PROBLEM REQUIREMENTS:
Gather every line holding the string "content".

DATA SECTION:

------------

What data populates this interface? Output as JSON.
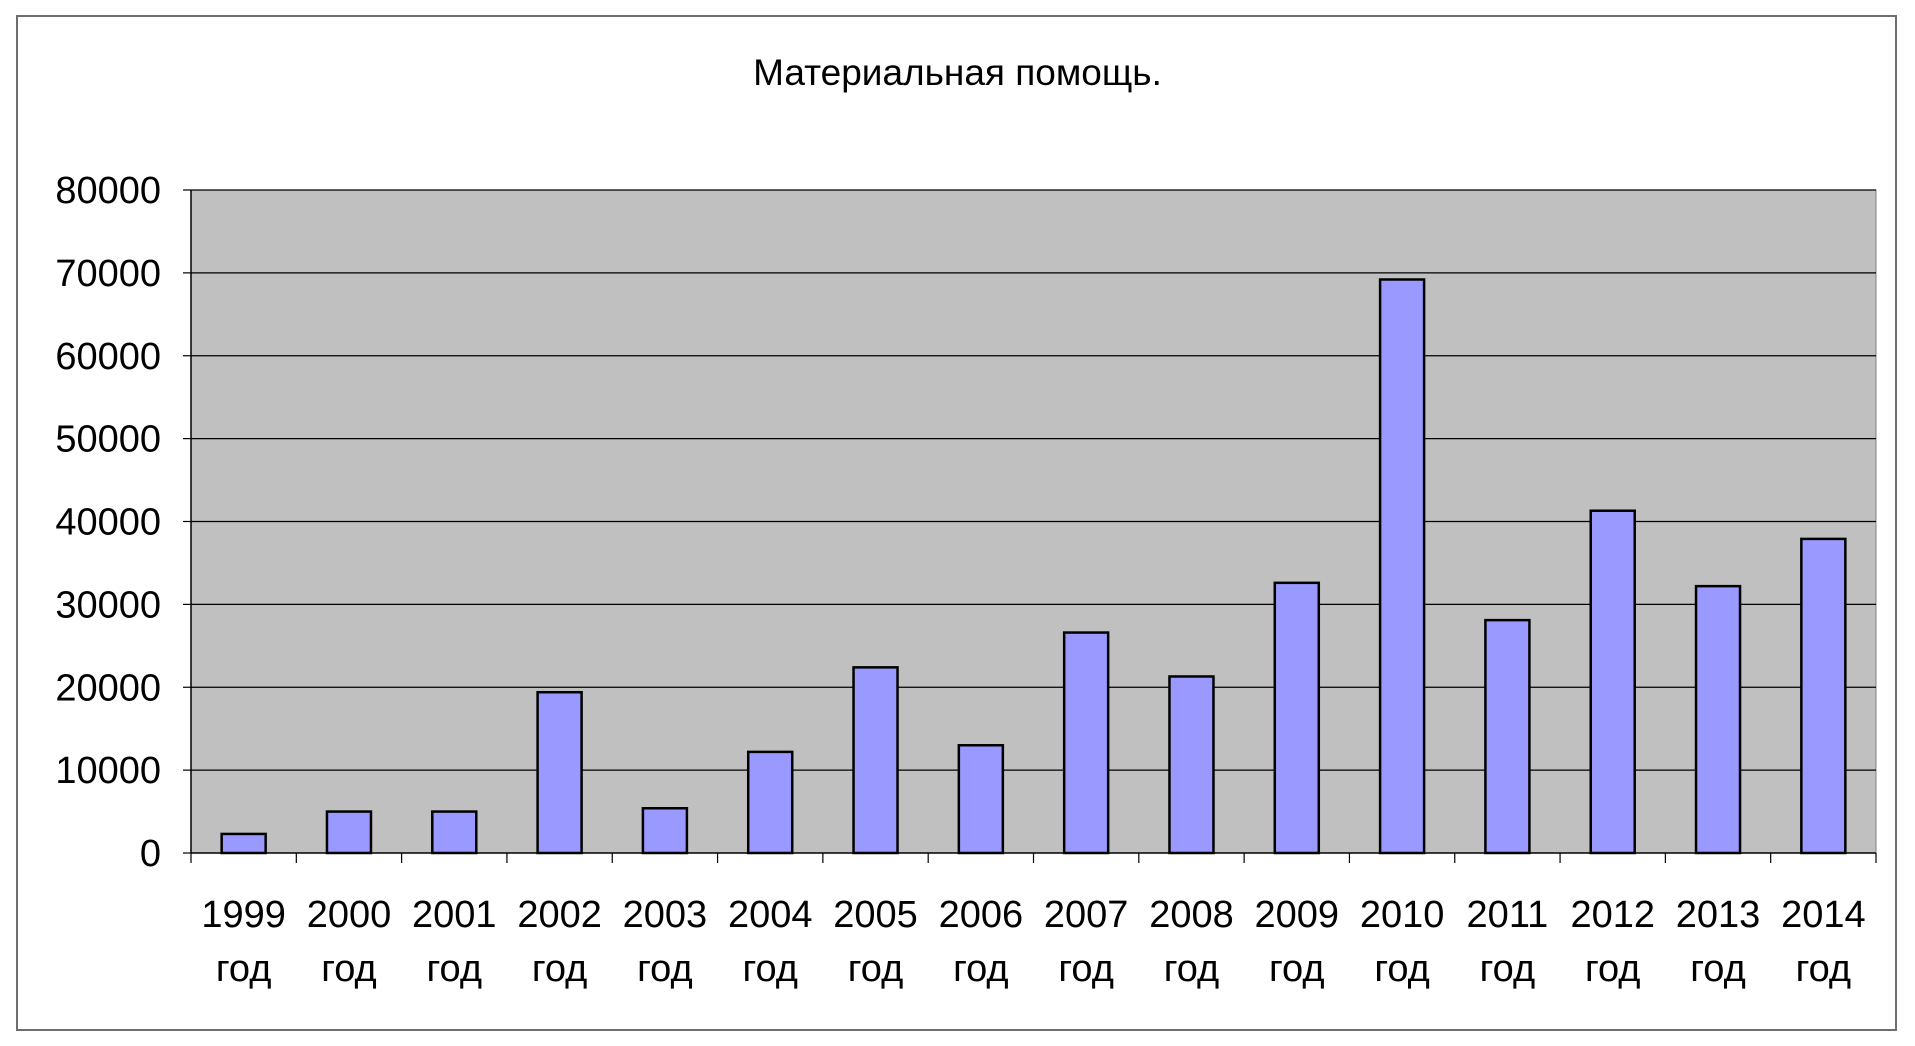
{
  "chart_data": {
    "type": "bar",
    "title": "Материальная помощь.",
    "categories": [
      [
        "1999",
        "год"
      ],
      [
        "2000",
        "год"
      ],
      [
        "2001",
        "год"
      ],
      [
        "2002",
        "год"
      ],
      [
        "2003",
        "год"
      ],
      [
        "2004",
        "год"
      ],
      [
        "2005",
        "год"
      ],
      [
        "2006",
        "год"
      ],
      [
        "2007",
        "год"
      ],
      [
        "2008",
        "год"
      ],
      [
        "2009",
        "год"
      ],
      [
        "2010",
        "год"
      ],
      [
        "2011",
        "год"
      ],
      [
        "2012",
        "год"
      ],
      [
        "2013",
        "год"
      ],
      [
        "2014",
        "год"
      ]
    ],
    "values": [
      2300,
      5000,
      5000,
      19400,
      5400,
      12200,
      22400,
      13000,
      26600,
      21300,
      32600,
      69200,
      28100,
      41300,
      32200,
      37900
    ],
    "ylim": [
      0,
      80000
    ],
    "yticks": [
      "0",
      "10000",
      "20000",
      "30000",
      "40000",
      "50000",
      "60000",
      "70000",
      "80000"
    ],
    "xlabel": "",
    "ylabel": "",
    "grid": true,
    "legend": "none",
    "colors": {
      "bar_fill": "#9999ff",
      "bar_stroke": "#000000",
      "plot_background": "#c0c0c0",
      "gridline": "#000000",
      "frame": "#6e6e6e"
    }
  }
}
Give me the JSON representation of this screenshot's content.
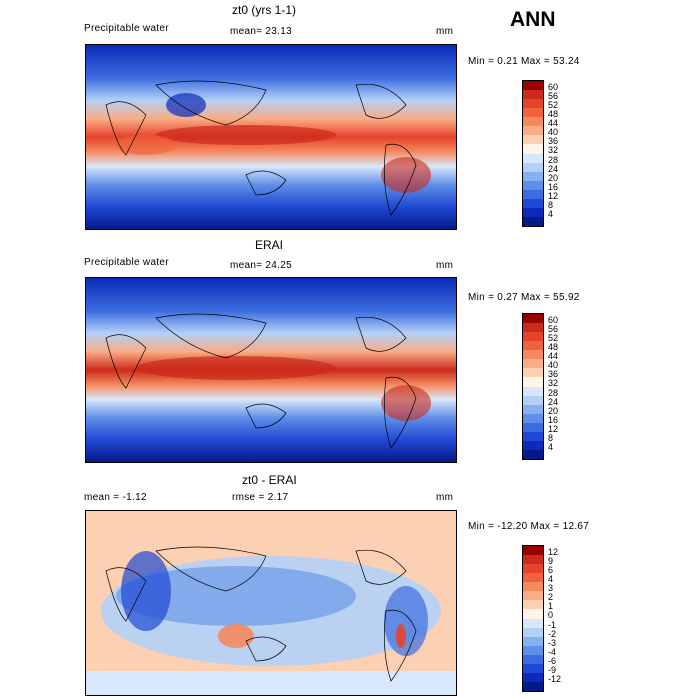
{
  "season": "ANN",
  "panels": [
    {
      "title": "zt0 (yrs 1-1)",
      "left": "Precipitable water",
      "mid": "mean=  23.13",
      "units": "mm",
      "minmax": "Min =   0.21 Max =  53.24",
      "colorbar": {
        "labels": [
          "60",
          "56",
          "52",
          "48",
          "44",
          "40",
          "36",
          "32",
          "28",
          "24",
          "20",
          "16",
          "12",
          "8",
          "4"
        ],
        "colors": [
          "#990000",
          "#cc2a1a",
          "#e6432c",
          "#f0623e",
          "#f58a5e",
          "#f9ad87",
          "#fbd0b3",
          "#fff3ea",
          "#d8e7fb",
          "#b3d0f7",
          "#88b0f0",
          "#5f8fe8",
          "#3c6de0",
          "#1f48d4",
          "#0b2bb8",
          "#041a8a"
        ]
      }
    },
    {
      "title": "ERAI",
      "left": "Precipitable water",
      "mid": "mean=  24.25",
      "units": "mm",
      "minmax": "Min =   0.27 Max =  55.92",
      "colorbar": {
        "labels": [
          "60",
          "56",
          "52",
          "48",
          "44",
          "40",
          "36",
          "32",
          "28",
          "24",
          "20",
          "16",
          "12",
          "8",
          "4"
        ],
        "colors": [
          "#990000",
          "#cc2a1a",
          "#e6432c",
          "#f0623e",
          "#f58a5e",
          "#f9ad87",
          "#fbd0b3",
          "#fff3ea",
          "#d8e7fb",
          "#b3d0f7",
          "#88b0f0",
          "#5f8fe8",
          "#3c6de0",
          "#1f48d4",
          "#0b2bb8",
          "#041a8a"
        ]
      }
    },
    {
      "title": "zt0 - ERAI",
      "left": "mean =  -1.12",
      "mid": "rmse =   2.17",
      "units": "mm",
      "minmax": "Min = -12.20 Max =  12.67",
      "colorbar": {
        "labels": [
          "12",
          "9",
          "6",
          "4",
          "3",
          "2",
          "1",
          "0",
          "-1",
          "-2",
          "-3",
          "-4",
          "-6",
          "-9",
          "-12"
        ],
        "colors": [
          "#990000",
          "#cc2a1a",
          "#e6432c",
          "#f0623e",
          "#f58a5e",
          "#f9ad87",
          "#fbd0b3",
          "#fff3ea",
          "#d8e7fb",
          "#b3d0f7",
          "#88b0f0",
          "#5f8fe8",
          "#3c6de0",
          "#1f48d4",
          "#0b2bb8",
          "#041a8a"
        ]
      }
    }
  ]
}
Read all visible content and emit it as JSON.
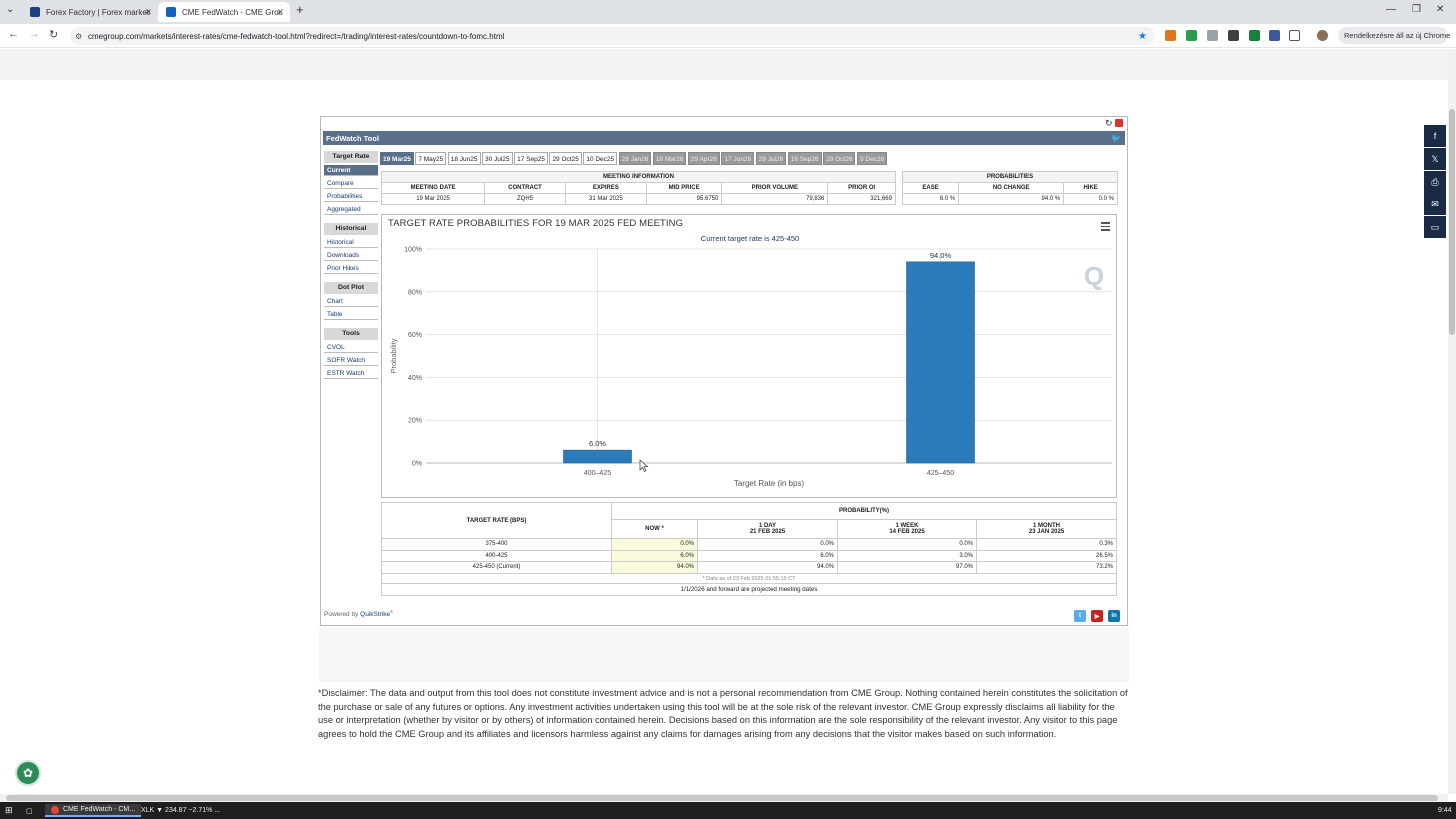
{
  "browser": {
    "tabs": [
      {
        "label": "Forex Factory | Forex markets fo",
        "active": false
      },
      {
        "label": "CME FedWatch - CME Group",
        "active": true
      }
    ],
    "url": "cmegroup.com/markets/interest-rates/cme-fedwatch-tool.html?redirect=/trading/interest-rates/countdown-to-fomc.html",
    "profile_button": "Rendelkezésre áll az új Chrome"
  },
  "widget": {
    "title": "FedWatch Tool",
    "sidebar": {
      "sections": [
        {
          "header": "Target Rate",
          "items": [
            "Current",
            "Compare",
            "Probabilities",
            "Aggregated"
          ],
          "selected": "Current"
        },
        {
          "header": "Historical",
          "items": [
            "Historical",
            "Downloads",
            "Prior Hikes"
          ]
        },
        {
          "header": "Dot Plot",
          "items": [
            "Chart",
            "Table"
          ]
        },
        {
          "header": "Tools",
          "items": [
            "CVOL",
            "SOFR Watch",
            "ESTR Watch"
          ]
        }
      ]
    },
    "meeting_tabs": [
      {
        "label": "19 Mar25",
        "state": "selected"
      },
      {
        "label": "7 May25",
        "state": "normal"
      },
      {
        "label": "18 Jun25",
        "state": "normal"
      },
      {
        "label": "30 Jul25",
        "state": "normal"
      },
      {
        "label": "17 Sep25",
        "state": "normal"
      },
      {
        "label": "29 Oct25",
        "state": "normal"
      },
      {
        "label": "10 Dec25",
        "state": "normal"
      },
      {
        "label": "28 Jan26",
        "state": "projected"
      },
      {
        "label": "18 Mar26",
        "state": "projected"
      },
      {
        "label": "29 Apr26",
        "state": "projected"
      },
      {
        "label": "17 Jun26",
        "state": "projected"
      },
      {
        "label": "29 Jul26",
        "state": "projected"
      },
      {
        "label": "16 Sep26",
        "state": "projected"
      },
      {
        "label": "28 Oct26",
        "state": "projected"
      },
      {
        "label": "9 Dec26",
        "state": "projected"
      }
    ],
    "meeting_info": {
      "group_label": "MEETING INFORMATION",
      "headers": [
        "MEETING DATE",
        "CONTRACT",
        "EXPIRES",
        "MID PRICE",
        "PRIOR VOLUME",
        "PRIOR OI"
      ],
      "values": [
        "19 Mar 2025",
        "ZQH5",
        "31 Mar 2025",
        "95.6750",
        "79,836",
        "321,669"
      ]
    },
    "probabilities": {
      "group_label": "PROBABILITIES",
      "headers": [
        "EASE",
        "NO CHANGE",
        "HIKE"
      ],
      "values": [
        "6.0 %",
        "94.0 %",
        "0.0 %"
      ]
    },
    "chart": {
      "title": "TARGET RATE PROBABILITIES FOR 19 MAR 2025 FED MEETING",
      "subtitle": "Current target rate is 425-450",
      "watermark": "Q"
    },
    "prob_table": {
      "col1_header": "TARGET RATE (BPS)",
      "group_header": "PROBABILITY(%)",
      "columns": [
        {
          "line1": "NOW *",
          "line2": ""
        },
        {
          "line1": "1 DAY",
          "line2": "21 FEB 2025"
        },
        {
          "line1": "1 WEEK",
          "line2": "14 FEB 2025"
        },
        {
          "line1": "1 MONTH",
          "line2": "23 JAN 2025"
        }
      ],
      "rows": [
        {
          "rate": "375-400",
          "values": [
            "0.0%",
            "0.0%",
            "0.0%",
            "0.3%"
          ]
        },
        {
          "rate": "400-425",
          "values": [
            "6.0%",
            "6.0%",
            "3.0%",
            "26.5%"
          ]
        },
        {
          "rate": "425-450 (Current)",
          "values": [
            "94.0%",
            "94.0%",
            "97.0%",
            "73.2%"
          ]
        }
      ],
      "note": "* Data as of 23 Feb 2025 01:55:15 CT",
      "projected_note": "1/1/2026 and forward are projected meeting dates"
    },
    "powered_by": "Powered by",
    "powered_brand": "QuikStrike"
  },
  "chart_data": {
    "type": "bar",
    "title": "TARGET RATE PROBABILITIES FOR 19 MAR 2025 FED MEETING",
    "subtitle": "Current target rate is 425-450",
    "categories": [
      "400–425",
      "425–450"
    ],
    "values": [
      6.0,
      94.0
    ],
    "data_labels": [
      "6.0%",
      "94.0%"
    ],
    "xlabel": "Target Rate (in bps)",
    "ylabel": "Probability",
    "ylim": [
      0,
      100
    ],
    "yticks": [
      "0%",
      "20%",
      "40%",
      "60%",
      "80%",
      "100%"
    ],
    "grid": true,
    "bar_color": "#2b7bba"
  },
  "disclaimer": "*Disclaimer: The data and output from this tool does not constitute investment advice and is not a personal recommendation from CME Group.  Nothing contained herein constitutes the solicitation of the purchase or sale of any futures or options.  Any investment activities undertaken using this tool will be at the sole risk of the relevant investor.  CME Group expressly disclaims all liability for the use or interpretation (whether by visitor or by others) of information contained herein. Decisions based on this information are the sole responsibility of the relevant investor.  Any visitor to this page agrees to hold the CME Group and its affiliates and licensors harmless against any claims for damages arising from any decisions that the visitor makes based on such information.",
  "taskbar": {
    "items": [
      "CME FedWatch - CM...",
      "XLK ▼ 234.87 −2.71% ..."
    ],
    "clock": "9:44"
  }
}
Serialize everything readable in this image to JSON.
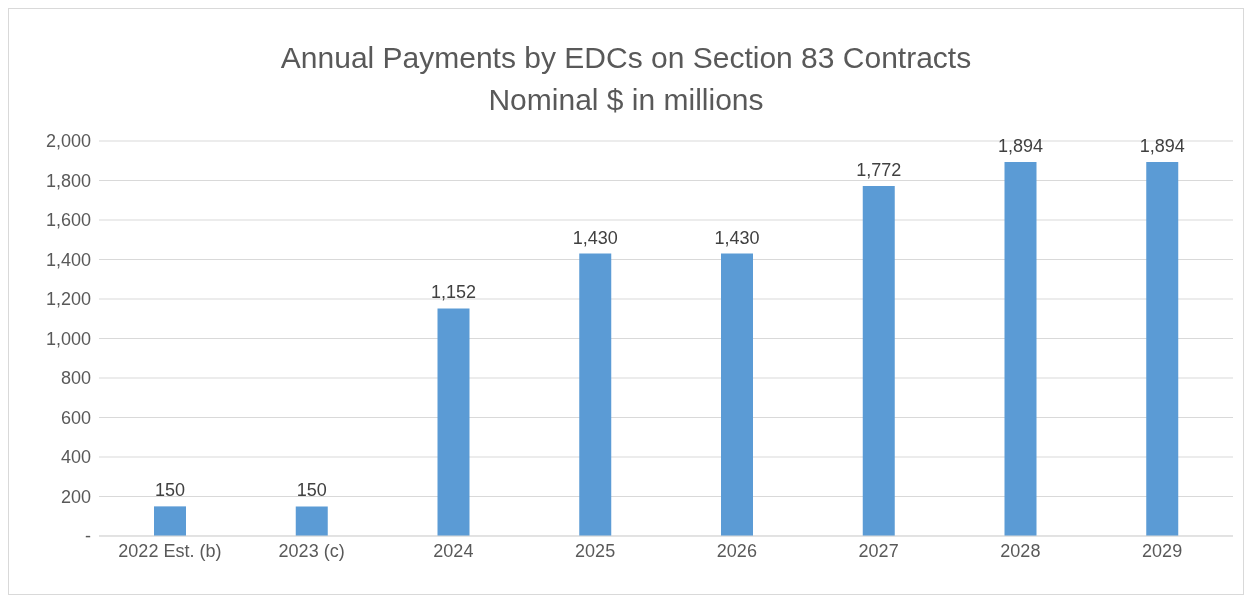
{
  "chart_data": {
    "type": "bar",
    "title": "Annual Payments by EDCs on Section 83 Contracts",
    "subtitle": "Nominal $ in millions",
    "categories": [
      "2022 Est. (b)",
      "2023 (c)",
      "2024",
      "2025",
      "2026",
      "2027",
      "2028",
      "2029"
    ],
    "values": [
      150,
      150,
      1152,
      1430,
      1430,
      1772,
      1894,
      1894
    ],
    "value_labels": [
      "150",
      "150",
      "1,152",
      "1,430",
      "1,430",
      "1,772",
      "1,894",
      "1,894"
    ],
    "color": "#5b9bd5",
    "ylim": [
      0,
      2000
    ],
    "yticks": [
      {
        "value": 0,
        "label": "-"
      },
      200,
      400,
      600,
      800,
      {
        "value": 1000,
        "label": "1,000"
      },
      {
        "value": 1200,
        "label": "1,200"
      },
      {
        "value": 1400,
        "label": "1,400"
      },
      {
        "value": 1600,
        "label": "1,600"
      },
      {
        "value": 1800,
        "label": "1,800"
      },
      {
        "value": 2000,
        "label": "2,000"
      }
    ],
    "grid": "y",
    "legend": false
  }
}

------------

REPLY:
Give me the JSON representation of this screenshot's content.
Read all visible content and emit it as JSON.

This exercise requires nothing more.